What you should do >>
What is the count of lines in the listing below that hold the string "icon"? Reply with that number alone.

Information given >>
□ □ □ □

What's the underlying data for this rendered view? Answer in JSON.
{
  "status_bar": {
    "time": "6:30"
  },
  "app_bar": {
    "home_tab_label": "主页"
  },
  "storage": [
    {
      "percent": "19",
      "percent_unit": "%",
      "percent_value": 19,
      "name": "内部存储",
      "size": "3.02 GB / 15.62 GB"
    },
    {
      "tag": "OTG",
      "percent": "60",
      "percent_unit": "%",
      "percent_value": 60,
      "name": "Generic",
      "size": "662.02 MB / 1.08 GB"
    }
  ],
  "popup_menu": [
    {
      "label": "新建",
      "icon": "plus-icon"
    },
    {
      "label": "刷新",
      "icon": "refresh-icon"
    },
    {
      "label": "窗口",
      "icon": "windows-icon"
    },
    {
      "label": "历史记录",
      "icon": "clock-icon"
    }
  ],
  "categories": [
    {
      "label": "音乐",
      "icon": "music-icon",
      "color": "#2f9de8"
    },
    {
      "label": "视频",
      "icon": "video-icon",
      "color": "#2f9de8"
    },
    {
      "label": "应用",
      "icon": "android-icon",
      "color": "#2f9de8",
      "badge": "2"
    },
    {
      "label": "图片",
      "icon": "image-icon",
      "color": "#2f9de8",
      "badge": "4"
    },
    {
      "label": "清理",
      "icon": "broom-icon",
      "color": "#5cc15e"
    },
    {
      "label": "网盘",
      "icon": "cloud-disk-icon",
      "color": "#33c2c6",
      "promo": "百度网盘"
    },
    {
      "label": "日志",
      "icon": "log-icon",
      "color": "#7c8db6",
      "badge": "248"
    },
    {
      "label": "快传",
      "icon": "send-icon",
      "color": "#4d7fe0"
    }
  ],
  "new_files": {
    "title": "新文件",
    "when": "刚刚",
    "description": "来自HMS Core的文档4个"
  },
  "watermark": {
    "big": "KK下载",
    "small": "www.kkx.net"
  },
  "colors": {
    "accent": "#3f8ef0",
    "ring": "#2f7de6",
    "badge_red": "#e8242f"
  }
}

□ □ □ □

Expected answer >>
12